[Entries with figure data]
####################

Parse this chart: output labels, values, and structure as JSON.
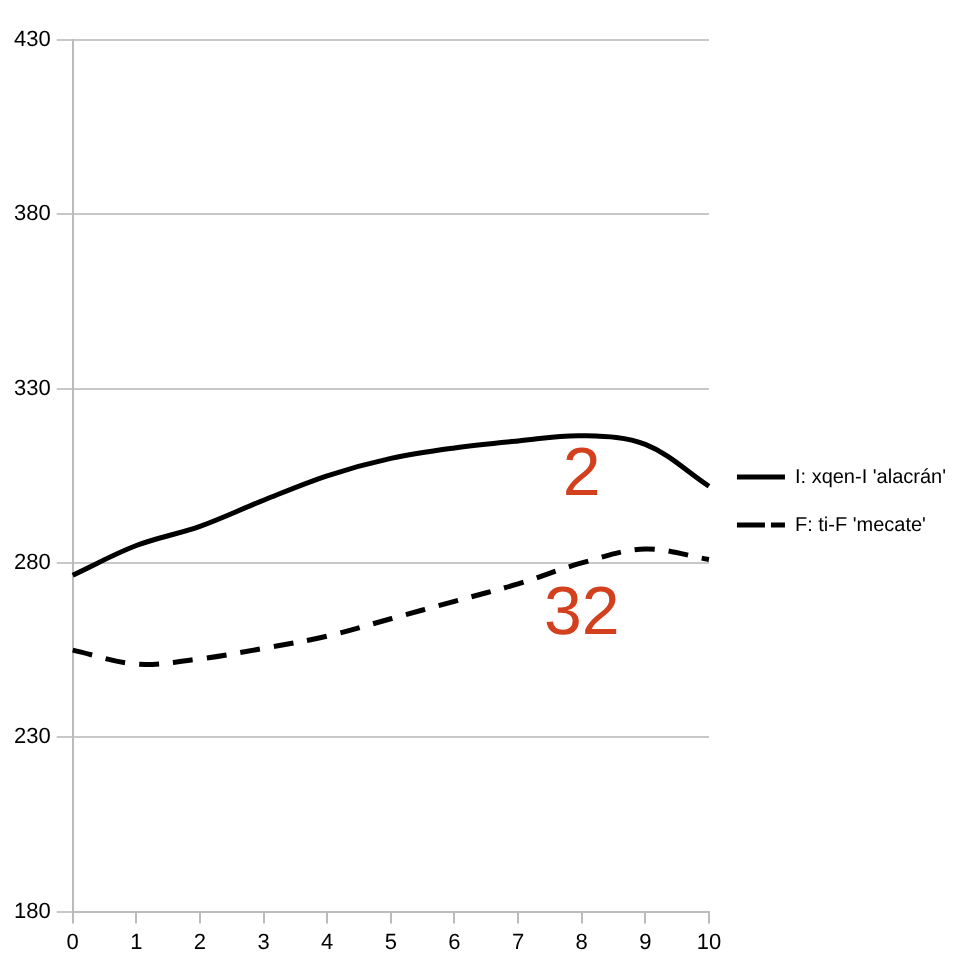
{
  "chart_data": {
    "type": "line",
    "categories": [
      "0",
      "1",
      "2",
      "3",
      "4",
      "5",
      "6",
      "7",
      "8",
      "9",
      "10"
    ],
    "series": [
      {
        "name": "I: xqen-I 'alacrán'",
        "color": "#000000",
        "line_style": "solid",
        "values": [
          276.5,
          285,
          290.5,
          298,
          305,
          310,
          313,
          315,
          316.5,
          314,
          302
        ]
      },
      {
        "name": "F: ti-F 'mecate'",
        "color": "#000000",
        "line_style": "dashed",
        "values": [
          255,
          251,
          252.5,
          255.5,
          259,
          264,
          269,
          274,
          280,
          284,
          281
        ]
      }
    ],
    "ylim": [
      180,
      430
    ],
    "yticks": [
      180,
      230,
      280,
      330,
      380,
      430
    ],
    "grid": "y",
    "legend": "right",
    "marker": "none",
    "annotations": [
      "2",
      "32"
    ]
  }
}
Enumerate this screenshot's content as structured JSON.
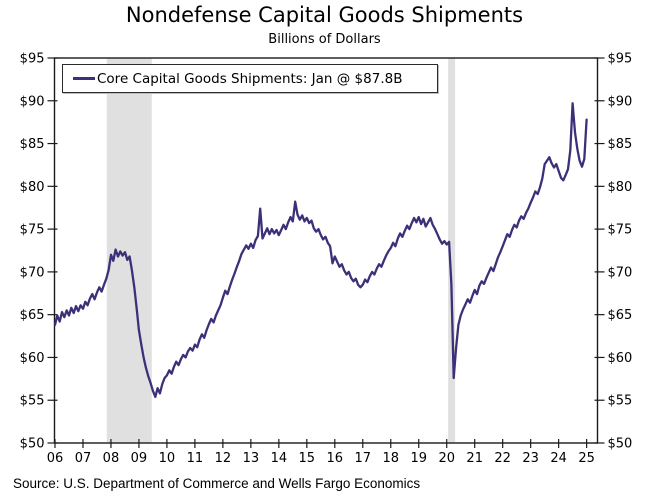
{
  "title": "Nondefense Capital Goods Shipments",
  "subtitle": "Billions of Dollars",
  "source": "Source: U.S. Department of Commerce and Wells Fargo Economics",
  "legend": {
    "label": "Core Capital Goods Shipments: Jan @ $87.8B",
    "latest_point": "Jan @ $87.8B"
  },
  "colors": {
    "line": "#3b3178",
    "recession_band": "#e0e0e0",
    "axis": "#1a1a1a",
    "text": "#000000"
  },
  "chart_data": {
    "type": "line",
    "title": "Nondefense Capital Goods Shipments",
    "subtitle": "Billions of Dollars",
    "xlabel": "",
    "ylabel": "Billions of Dollars",
    "ylim": [
      50,
      95
    ],
    "grid": false,
    "legend_position": "top-left",
    "frequency": "monthly",
    "x_start": "2006-01",
    "x_end": "2025-01",
    "x_tick_labels": [
      "06",
      "07",
      "08",
      "09",
      "10",
      "11",
      "12",
      "13",
      "14",
      "15",
      "16",
      "17",
      "18",
      "19",
      "20",
      "21",
      "22",
      "23",
      "24",
      "25"
    ],
    "y_ticks": [
      {
        "value": 50,
        "label": "$50"
      },
      {
        "value": 55,
        "label": "$55"
      },
      {
        "value": 60,
        "label": "$60"
      },
      {
        "value": 65,
        "label": "$65"
      },
      {
        "value": 70,
        "label": "$70"
      },
      {
        "value": 75,
        "label": "$75"
      },
      {
        "value": 80,
        "label": "$80"
      },
      {
        "value": 85,
        "label": "$85"
      },
      {
        "value": 90,
        "label": "$90"
      },
      {
        "value": 95,
        "label": "$95"
      }
    ],
    "recession_bands": [
      {
        "start": 2007.85,
        "end": 2009.46
      },
      {
        "start": 2020.05,
        "end": 2020.3
      }
    ],
    "series": [
      {
        "name": "Core Capital Goods Shipments",
        "color": "#3b3178",
        "values": [
          63.8,
          64.9,
          64.2,
          65.3,
          64.7,
          65.5,
          64.9,
          65.8,
          65.2,
          66.0,
          65.4,
          66.1,
          65.7,
          66.5,
          66.1,
          66.9,
          67.4,
          66.8,
          67.6,
          68.2,
          67.7,
          68.5,
          69.2,
          70.2,
          72.0,
          71.3,
          72.6,
          71.8,
          72.4,
          71.9,
          72.3,
          71.4,
          71.8,
          70.2,
          68.2,
          65.8,
          63.2,
          61.5,
          60.0,
          58.8,
          57.8,
          57.0,
          56.1,
          55.4,
          56.4,
          55.8,
          56.9,
          57.6,
          57.9,
          58.5,
          58.1,
          58.9,
          59.5,
          59.1,
          59.8,
          60.3,
          60.0,
          60.7,
          61.1,
          60.8,
          61.5,
          61.2,
          62.1,
          62.7,
          62.3,
          63.2,
          63.9,
          64.5,
          64.1,
          64.9,
          65.5,
          66.1,
          67.0,
          67.8,
          67.4,
          68.3,
          69.1,
          69.8,
          70.6,
          71.3,
          72.1,
          72.6,
          73.1,
          72.7,
          73.3,
          72.8,
          73.7,
          74.2,
          77.4,
          73.9,
          74.5,
          75.1,
          74.4,
          75.0,
          74.5,
          74.9,
          74.3,
          74.9,
          75.5,
          75.0,
          75.8,
          76.4,
          75.9,
          78.2,
          76.7,
          76.1,
          76.6,
          75.9,
          76.3,
          75.7,
          76.0,
          75.1,
          74.7,
          75.0,
          74.3,
          73.8,
          74.1,
          73.4,
          73.0,
          71.0,
          71.8,
          71.2,
          70.6,
          70.9,
          70.2,
          69.7,
          70.0,
          69.3,
          68.9,
          69.2,
          68.5,
          68.2,
          68.5,
          69.1,
          68.8,
          69.5,
          70.0,
          69.7,
          70.4,
          70.9,
          70.6,
          71.3,
          71.9,
          72.4,
          72.8,
          73.4,
          73.0,
          73.9,
          74.5,
          74.1,
          74.8,
          75.4,
          75.0,
          75.7,
          76.3,
          75.8,
          76.4,
          75.6,
          76.2,
          75.3,
          75.8,
          76.3,
          75.5,
          75.0,
          74.4,
          73.8,
          73.3,
          73.6,
          73.2,
          73.5,
          68.5,
          57.6,
          61.0,
          63.8,
          64.9,
          65.6,
          66.2,
          66.8,
          66.4,
          67.2,
          67.9,
          67.4,
          68.4,
          68.9,
          68.6,
          69.3,
          69.9,
          70.5,
          70.1,
          70.9,
          71.7,
          72.3,
          73.0,
          73.7,
          74.4,
          74.1,
          74.9,
          75.5,
          75.2,
          76.0,
          76.5,
          76.2,
          76.9,
          77.4,
          78.1,
          78.7,
          79.4,
          79.1,
          79.9,
          80.9,
          82.6,
          83.0,
          83.4,
          82.7,
          82.2,
          82.6,
          81.8,
          81.0,
          80.7,
          81.3,
          82.0,
          84.2,
          89.7,
          86.3,
          84.4,
          83.0,
          82.3,
          83.2,
          87.8
        ]
      }
    ]
  }
}
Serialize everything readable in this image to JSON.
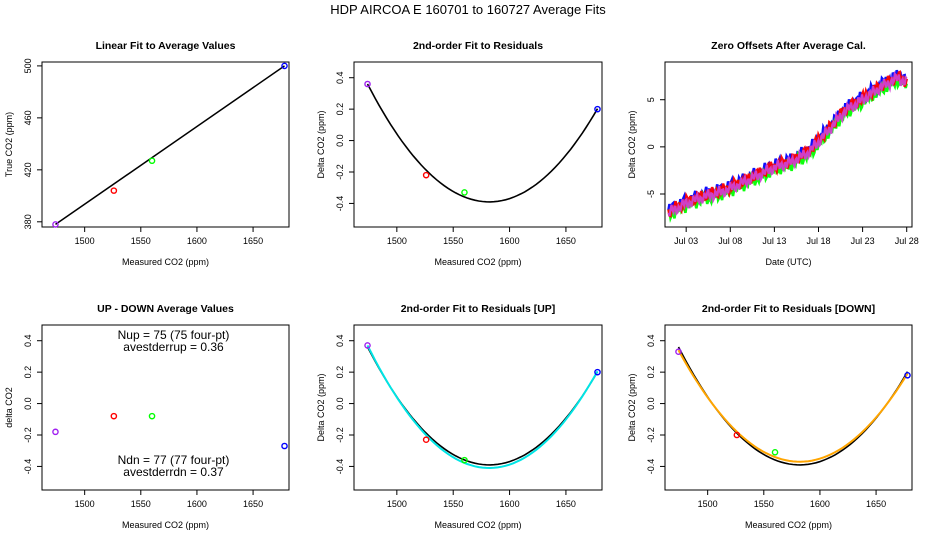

####################

§ Stated task: Quote the preceding listing precisely and completely, omitting its images.

§ Result of this exercise:
Parse this chart: output labels, values, and structure as JSON.
{
  "chart_data": {
    "type": "line",
    "categories": [
      "0",
      "1",
      "2",
      "3",
      "4",
      "5",
      "6",
      "7",
      "8",
      "9",
      "10"
    ],
    "series": [
      {
        "name": "I: xqen-I 'alacrán'",
        "color": "#000000",
        "line_style": "solid",
        "values": [
          276.5,
          285,
          290.5,
          298,
          305,
          310,
          313,
          315,
          316.5,
          314,
          302
        ]
      },
      {
        "name": "F: ti-F 'mecate'",
        "color": "#000000",
        "line_style": "dashed",
        "values": [
          255,
          251,
          252.5,
          255.5,
          259,
          264,
          269,
          274,
          280,
          284,
          281
        ]
      }
    ],
    "ylim": [
      180,
      430
    ],
    "yticks": [
      180,
      230,
      280,
      330,
      380,
      430
    ],
    "grid": "y",
    "legend": "right",
    "marker": "none",
    "annotations": [
      "2",
      "32"
    ]
  }
}
Enumerate this screenshot's content as structured JSON.
{
  "title": "Nondefense Capital Goods Shipments",
  "subtitle": "Billions of Dollars",
  "source": "Source: U.S. Department of Commerce and Wells Fargo Economics",
  "legend": {
    "label": "Core Capital Goods Shipments: Jan @ $87.8B",
    "latest_point": "Jan @ $87.8B"
  },
  "colors": {
    "line": "#3b3178",
    "recession_band": "#e0e0e0",
    "axis": "#1a1a1a",
    "text": "#000000"
  },
  "chart_data": {
    "type": "line",
    "title": "Nondefense Capital Goods Shipments",
    "subtitle": "Billions of Dollars",
    "xlabel": "",
    "ylabel": "Billions of Dollars",
    "ylim": [
      50,
      95
    ],
    "grid": false,
    "legend_position": "top-left",
    "frequency": "monthly",
    "x_start": "2006-01",
    "x_end": "2025-01",
    "x_tick_labels": [
      "06",
      "07",
      "08",
      "09",
      "10",
      "11",
      "12",
      "13",
      "14",
      "15",
      "16",
      "17",
      "18",
      "19",
      "20",
      "21",
      "22",
      "23",
      "24",
      "25"
    ],
    "y_ticks": [
      {
        "value": 50,
        "label": "$50"
      },
      {
        "value": 55,
        "label": "$55"
      },
      {
        "value": 60,
        "label": "$60"
      },
      {
        "value": 65,
        "label": "$65"
      },
      {
        "value": 70,
        "label": "$70"
      },
      {
        "value": 75,
        "label": "$75"
      },
      {
        "value": 80,
        "label": "$80"
      },
      {
        "value": 85,
        "label": "$85"
      },
      {
        "value": 90,
        "label": "$90"
      },
      {
        "value": 95,
        "label": "$95"
      }
    ],
    "recession_bands": [
      {
        "start": 2007.85,
        "end": 2009.46
      },
      {
        "start": 2020.05,
        "end": 2020.3
      }
    ],
    "series": [
      {
        "name": "Core Capital Goods Shipments",
        "color": "#3b3178",
        "values": [
          63.8,
          64.9,
          64.2,
          65.3,
          64.7,
          65.5,
          64.9,
          65.8,
          65.2,
          66.0,
          65.4,
          66.1,
          65.7,
          66.5,
          66.1,
          66.9,
          67.4,
          66.8,
          67.6,
          68.2,
          67.7,
          68.5,
          69.2,
          70.2,
          72.0,
          71.3,
          72.6,
          71.8,
          72.4,
          71.9,
          72.3,
          71.4,
          71.8,
          70.2,
          68.2,
          65.8,
          63.2,
          61.5,
          60.0,
          58.8,
          57.8,
          57.0,
          56.1,
          55.4,
          56.4,
          55.8,
          56.9,
          57.6,
          57.9,
          58.5,
          58.1,
          58.9,
          59.5,
          59.1,
          59.8,
          60.3,
          60.0,
          60.7,
          61.1,
          60.8,
          61.5,
          61.2,
          62.1,
          62.7,
          62.3,
          63.2,
          63.9,
          64.5,
          64.1,
          64.9,
          65.5,
          66.1,
          67.0,
          67.8,
          67.4,
          68.3,
          69.1,
          69.8,
          70.6,
          71.3,
          72.1,
          72.6,
          73.1,
          72.7,
          73.3,
          72.8,
          73.7,
          74.2,
          77.4,
          73.9,
          74.5,
          75.1,
          74.4,
          75.0,
          74.5,
          74.9,
          74.3,
          74.9,
          75.5,
          75.0,
          75.8,
          76.4,
          75.9,
          78.2,
          76.7,
          76.1,
          76.6,
          75.9,
          76.3,
          75.7,
          76.0,
          75.1,
          74.7,
          75.0,
          74.3,
          73.8,
          74.1,
          73.4,
          73.0,
          71.0,
          71.8,
          71.2,
          70.6,
          70.9,
          70.2,
          69.7,
          70.0,
          69.3,
          68.9,
          69.2,
          68.5,
          68.2,
          68.5,
          69.1,
          68.8,
          69.5,
          70.0,
          69.7,
          70.4,
          70.9,
          70.6,
          71.3,
          71.9,
          72.4,
          72.8,
          73.4,
          73.0,
          73.9,
          74.5,
          74.1,
          74.8,
          75.4,
          75.0,
          75.7,
          76.3,
          75.8,
          76.4,
          75.6,
          76.2,
          75.3,
          75.8,
          76.3,
          75.5,
          75.0,
          74.4,
          73.8,
          73.3,
          73.6,
          73.2,
          73.5,
          68.5,
          57.6,
          61.0,
          63.8,
          64.9,
          65.6,
          66.2,
          66.8,
          66.4,
          67.2,
          67.9,
          67.4,
          68.4,
          68.9,
          68.6,
          69.3,
          69.9,
          70.5,
          70.1,
          70.9,
          71.7,
          72.3,
          73.0,
          73.7,
          74.4,
          74.1,
          74.9,
          75.5,
          75.2,
          76.0,
          76.5,
          76.2,
          76.9,
          77.4,
          78.1,
          78.7,
          79.4,
          79.1,
          79.9,
          80.9,
          82.6,
          83.0,
          83.4,
          82.7,
          82.2,
          82.6,
          81.8,
          81.0,
          80.7,
          81.3,
          82.0,
          84.2,
          89.7,
          86.3,
          84.4,
          83.0,
          82.3,
          83.2,
          87.8
        ]
      }
    ]
  }
}
Serialize everything readable in this image to JSON.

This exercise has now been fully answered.